**STATED GOAL**:
What is the count of lines in the listing below that hold the string "from"? Reply with that number alone.

**EXCERPTED RECORDS**:
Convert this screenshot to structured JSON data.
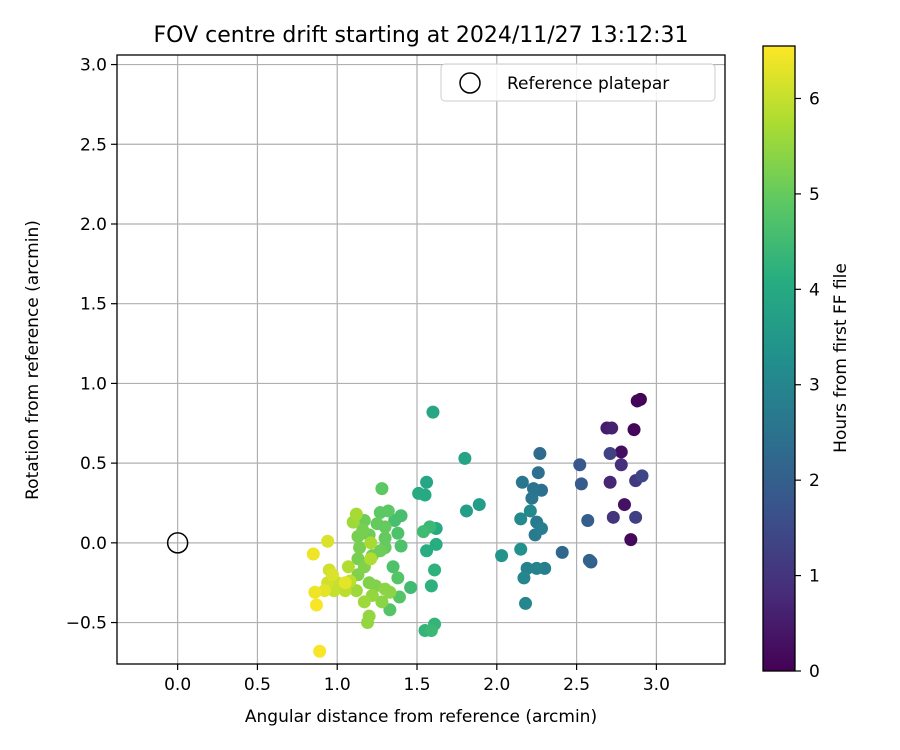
{
  "chart_data": {
    "type": "scatter",
    "title": "FOV centre drift starting at 2024/11/27 13:12:31",
    "xlabel": "Angular distance from reference (arcmin)",
    "ylabel": "Rotation from reference (arcmin)",
    "xlim": [
      -0.38,
      3.43
    ],
    "ylim": [
      -0.76,
      3.06
    ],
    "xticks": [
      0.0,
      0.5,
      1.0,
      1.5,
      2.0,
      2.5,
      3.0
    ],
    "xtick_labels": [
      "0.0",
      "0.5",
      "1.0",
      "1.5",
      "2.0",
      "2.5",
      "3.0"
    ],
    "yticks": [
      -0.5,
      0.0,
      0.5,
      1.0,
      1.5,
      2.0,
      2.5,
      3.0
    ],
    "ytick_labels": [
      "−0.5",
      "0.0",
      "0.5",
      "1.0",
      "1.5",
      "2.0",
      "2.5",
      "3.0"
    ],
    "grid": true,
    "colormap": "viridis",
    "colorbar": {
      "label": "Hours from first FF file",
      "range": [
        0,
        6.55
      ],
      "ticks": [
        0,
        1,
        2,
        3,
        4,
        5,
        6
      ],
      "tick_labels": [
        "0",
        "1",
        "2",
        "3",
        "4",
        "5",
        "6"
      ]
    },
    "legend": {
      "position": "top-right",
      "entries": [
        {
          "label": "Reference platepar",
          "marker": "open-circle"
        }
      ]
    },
    "reference_point": {
      "x": 0.0,
      "y": 0.0
    },
    "points": [
      {
        "x": 2.9,
        "y": 0.9,
        "c": 0.05
      },
      {
        "x": 2.88,
        "y": 0.89,
        "c": 0.1
      },
      {
        "x": 2.86,
        "y": 0.71,
        "c": 0.1
      },
      {
        "x": 2.84,
        "y": 0.02,
        "c": 0.15
      },
      {
        "x": 2.78,
        "y": 0.57,
        "c": 0.25
      },
      {
        "x": 2.8,
        "y": 0.24,
        "c": 0.3
      },
      {
        "x": 2.69,
        "y": 0.72,
        "c": 0.5
      },
      {
        "x": 2.72,
        "y": 0.72,
        "c": 0.6
      },
      {
        "x": 2.71,
        "y": 0.38,
        "c": 0.7
      },
      {
        "x": 2.78,
        "y": 0.49,
        "c": 0.9
      },
      {
        "x": 2.73,
        "y": 0.16,
        "c": 1.0
      },
      {
        "x": 2.87,
        "y": 0.39,
        "c": 1.1
      },
      {
        "x": 2.87,
        "y": 0.16,
        "c": 1.25
      },
      {
        "x": 2.71,
        "y": 0.56,
        "c": 1.3
      },
      {
        "x": 2.91,
        "y": 0.42,
        "c": 1.4
      },
      {
        "x": 2.52,
        "y": 0.49,
        "c": 1.8
      },
      {
        "x": 2.53,
        "y": 0.37,
        "c": 1.9
      },
      {
        "x": 2.57,
        "y": 0.14,
        "c": 2.0
      },
      {
        "x": 2.59,
        "y": -0.12,
        "c": 2.0
      },
      {
        "x": 2.58,
        "y": -0.11,
        "c": 2.1
      },
      {
        "x": 2.41,
        "y": -0.06,
        "c": 2.2
      },
      {
        "x": 2.27,
        "y": 0.56,
        "c": 2.3
      },
      {
        "x": 2.26,
        "y": 0.44,
        "c": 2.4
      },
      {
        "x": 2.28,
        "y": 0.33,
        "c": 2.4
      },
      {
        "x": 2.23,
        "y": 0.34,
        "c": 2.5
      },
      {
        "x": 2.22,
        "y": 0.28,
        "c": 2.6
      },
      {
        "x": 2.16,
        "y": 0.38,
        "c": 2.6
      },
      {
        "x": 2.25,
        "y": 0.13,
        "c": 2.7
      },
      {
        "x": 2.24,
        "y": 0.05,
        "c": 2.7
      },
      {
        "x": 2.28,
        "y": 0.09,
        "c": 2.8
      },
      {
        "x": 2.3,
        "y": -0.16,
        "c": 2.8
      },
      {
        "x": 2.25,
        "y": -0.16,
        "c": 2.9
      },
      {
        "x": 2.19,
        "y": -0.16,
        "c": 2.9
      },
      {
        "x": 2.17,
        "y": -0.22,
        "c": 3.0
      },
      {
        "x": 2.18,
        "y": -0.38,
        "c": 3.0
      },
      {
        "x": 2.15,
        "y": 0.15,
        "c": 3.1
      },
      {
        "x": 2.21,
        "y": 0.2,
        "c": 3.1
      },
      {
        "x": 2.15,
        "y": -0.04,
        "c": 3.3
      },
      {
        "x": 2.03,
        "y": -0.08,
        "c": 3.4
      },
      {
        "x": 1.89,
        "y": 0.24,
        "c": 3.6
      },
      {
        "x": 1.81,
        "y": 0.2,
        "c": 3.7
      },
      {
        "x": 1.8,
        "y": 0.53,
        "c": 3.8
      },
      {
        "x": 1.6,
        "y": 0.82,
        "c": 3.9
      },
      {
        "x": 1.56,
        "y": 0.38,
        "c": 3.9
      },
      {
        "x": 1.55,
        "y": 0.3,
        "c": 4.0
      },
      {
        "x": 1.51,
        "y": 0.31,
        "c": 4.0
      },
      {
        "x": 1.62,
        "y": 0.09,
        "c": 4.0
      },
      {
        "x": 1.62,
        "y": -0.01,
        "c": 4.1
      },
      {
        "x": 1.56,
        "y": -0.05,
        "c": 4.1
      },
      {
        "x": 1.61,
        "y": -0.17,
        "c": 4.2
      },
      {
        "x": 1.59,
        "y": -0.27,
        "c": 4.2
      },
      {
        "x": 1.61,
        "y": -0.51,
        "c": 4.3
      },
      {
        "x": 1.55,
        "y": -0.55,
        "c": 4.3
      },
      {
        "x": 1.59,
        "y": -0.55,
        "c": 4.4
      },
      {
        "x": 1.58,
        "y": 0.1,
        "c": 4.4
      },
      {
        "x": 1.54,
        "y": 0.07,
        "c": 4.5
      },
      {
        "x": 1.46,
        "y": -0.28,
        "c": 4.5
      },
      {
        "x": 1.4,
        "y": 0.17,
        "c": 4.6
      },
      {
        "x": 1.36,
        "y": 0.14,
        "c": 4.6
      },
      {
        "x": 1.38,
        "y": 0.06,
        "c": 4.7
      },
      {
        "x": 1.4,
        "y": -0.02,
        "c": 4.7
      },
      {
        "x": 1.35,
        "y": -0.15,
        "c": 4.7
      },
      {
        "x": 1.38,
        "y": -0.22,
        "c": 4.8
      },
      {
        "x": 1.39,
        "y": -0.34,
        "c": 4.8
      },
      {
        "x": 1.33,
        "y": -0.42,
        "c": 4.8
      },
      {
        "x": 1.32,
        "y": 0.2,
        "c": 4.9
      },
      {
        "x": 1.28,
        "y": 0.34,
        "c": 4.9
      },
      {
        "x": 1.27,
        "y": 0.19,
        "c": 4.9
      },
      {
        "x": 1.3,
        "y": 0.1,
        "c": 5.0
      },
      {
        "x": 1.25,
        "y": 0.12,
        "c": 5.0
      },
      {
        "x": 1.3,
        "y": 0.03,
        "c": 5.0
      },
      {
        "x": 1.3,
        "y": -0.03,
        "c": 5.0
      },
      {
        "x": 1.27,
        "y": -0.05,
        "c": 5.1
      },
      {
        "x": 1.22,
        "y": -0.08,
        "c": 5.1
      },
      {
        "x": 1.2,
        "y": 0.05,
        "c": 5.1
      },
      {
        "x": 1.17,
        "y": 0.14,
        "c": 5.1
      },
      {
        "x": 1.16,
        "y": 0.08,
        "c": 5.2
      },
      {
        "x": 1.13,
        "y": 0.04,
        "c": 5.2
      },
      {
        "x": 1.14,
        "y": -0.03,
        "c": 5.2
      },
      {
        "x": 1.13,
        "y": -0.1,
        "c": 5.2
      },
      {
        "x": 1.13,
        "y": -0.2,
        "c": 5.3
      },
      {
        "x": 1.17,
        "y": -0.15,
        "c": 5.3
      },
      {
        "x": 1.2,
        "y": -0.25,
        "c": 5.3
      },
      {
        "x": 1.24,
        "y": -0.27,
        "c": 5.3
      },
      {
        "x": 1.3,
        "y": -0.29,
        "c": 5.4
      },
      {
        "x": 1.33,
        "y": -0.31,
        "c": 5.4
      },
      {
        "x": 1.28,
        "y": -0.37,
        "c": 5.4
      },
      {
        "x": 1.22,
        "y": -0.33,
        "c": 5.5
      },
      {
        "x": 1.2,
        "y": -0.46,
        "c": 5.5
      },
      {
        "x": 1.19,
        "y": -0.5,
        "c": 5.5
      },
      {
        "x": 1.17,
        "y": -0.37,
        "c": 5.6
      },
      {
        "x": 1.12,
        "y": -0.3,
        "c": 5.6
      },
      {
        "x": 1.1,
        "y": 0.13,
        "c": 5.6
      },
      {
        "x": 1.12,
        "y": 0.18,
        "c": 5.7
      },
      {
        "x": 1.21,
        "y": 0.0,
        "c": 5.7
      },
      {
        "x": 1.21,
        "y": -0.1,
        "c": 5.8
      },
      {
        "x": 1.07,
        "y": -0.15,
        "c": 5.8
      },
      {
        "x": 1.08,
        "y": -0.24,
        "c": 5.9
      },
      {
        "x": 1.05,
        "y": -0.3,
        "c": 5.9
      },
      {
        "x": 1.0,
        "y": -0.25,
        "c": 6.0
      },
      {
        "x": 0.98,
        "y": -0.3,
        "c": 6.0
      },
      {
        "x": 0.95,
        "y": -0.17,
        "c": 6.1
      },
      {
        "x": 0.94,
        "y": -0.25,
        "c": 6.1
      },
      {
        "x": 0.94,
        "y": 0.01,
        "c": 6.2
      },
      {
        "x": 0.97,
        "y": -0.2,
        "c": 6.2
      },
      {
        "x": 0.92,
        "y": -0.3,
        "c": 6.3
      },
      {
        "x": 1.05,
        "y": -0.25,
        "c": 6.3
      },
      {
        "x": 0.85,
        "y": -0.07,
        "c": 6.4
      },
      {
        "x": 0.86,
        "y": -0.31,
        "c": 6.4
      },
      {
        "x": 0.87,
        "y": -0.39,
        "c": 6.5
      },
      {
        "x": 0.89,
        "y": -0.68,
        "c": 6.5
      }
    ]
  }
}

**SOLVED EXERCISE**:
3